What you need to do
Which lines in the records below contain the word "detached"? Copy each of them.

Data provided
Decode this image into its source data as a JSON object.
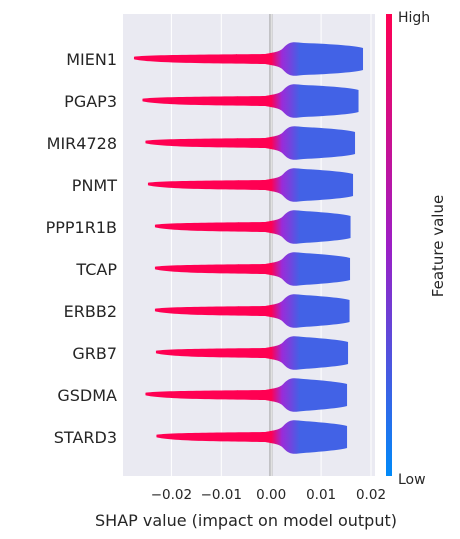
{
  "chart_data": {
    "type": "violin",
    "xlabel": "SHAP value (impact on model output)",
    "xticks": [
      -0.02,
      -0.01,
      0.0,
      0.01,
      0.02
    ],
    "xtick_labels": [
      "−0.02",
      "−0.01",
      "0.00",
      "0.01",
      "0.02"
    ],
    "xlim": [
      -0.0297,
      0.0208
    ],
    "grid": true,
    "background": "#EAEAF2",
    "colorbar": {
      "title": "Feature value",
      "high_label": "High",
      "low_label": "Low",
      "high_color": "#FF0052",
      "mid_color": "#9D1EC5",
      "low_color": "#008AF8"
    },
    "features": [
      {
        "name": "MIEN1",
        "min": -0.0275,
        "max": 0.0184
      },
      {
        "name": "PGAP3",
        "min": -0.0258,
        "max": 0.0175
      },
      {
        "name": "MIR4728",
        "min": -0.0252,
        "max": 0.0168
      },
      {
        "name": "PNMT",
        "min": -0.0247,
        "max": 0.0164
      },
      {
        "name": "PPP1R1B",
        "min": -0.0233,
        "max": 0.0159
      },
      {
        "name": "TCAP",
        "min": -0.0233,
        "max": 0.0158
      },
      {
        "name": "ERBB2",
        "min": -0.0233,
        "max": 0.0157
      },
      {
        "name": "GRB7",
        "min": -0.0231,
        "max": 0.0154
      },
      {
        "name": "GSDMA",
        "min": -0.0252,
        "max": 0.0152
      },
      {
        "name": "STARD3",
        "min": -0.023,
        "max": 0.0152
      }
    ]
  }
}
--
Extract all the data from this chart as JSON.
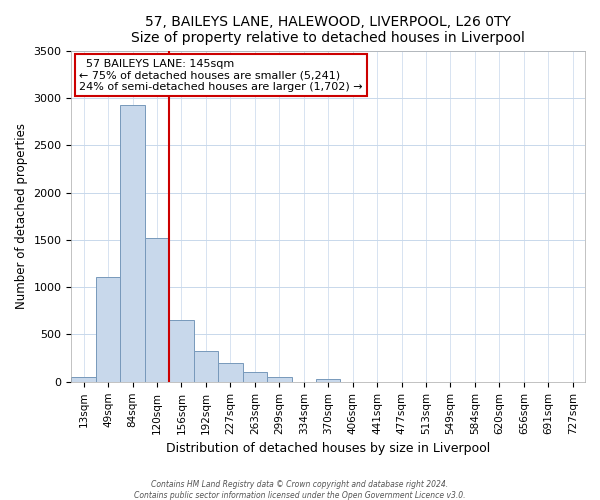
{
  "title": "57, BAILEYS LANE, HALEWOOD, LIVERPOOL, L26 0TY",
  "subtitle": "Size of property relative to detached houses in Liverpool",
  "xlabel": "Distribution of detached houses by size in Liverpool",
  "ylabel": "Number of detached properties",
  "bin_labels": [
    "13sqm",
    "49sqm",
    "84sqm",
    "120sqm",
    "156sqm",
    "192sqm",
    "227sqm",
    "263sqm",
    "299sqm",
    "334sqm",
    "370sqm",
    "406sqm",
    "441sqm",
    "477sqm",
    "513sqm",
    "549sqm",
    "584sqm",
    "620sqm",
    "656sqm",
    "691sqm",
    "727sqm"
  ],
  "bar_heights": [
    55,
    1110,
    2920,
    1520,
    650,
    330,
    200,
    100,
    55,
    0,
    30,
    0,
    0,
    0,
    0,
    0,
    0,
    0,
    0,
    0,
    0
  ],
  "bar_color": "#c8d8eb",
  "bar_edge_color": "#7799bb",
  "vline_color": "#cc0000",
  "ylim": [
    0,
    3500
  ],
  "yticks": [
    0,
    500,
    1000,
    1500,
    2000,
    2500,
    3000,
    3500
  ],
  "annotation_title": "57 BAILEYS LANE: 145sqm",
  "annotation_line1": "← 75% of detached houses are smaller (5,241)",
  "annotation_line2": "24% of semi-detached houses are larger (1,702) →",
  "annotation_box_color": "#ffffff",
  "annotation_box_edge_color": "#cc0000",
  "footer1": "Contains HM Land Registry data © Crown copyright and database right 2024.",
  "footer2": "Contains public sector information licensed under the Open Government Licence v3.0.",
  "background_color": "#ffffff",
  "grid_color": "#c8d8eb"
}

Final result
  "subtitle": "Size of property relative to detached houses in Liverpool",
  "xlabel": "Distribution of detached houses by size in Liverpool",
  "ylabel": "Number of detached properties",
  "annotation_line1": "← 75% of detached houses are smaller (5,241)",
  "annotation_line2": "24% of semi-detached houses are larger (1,702) →",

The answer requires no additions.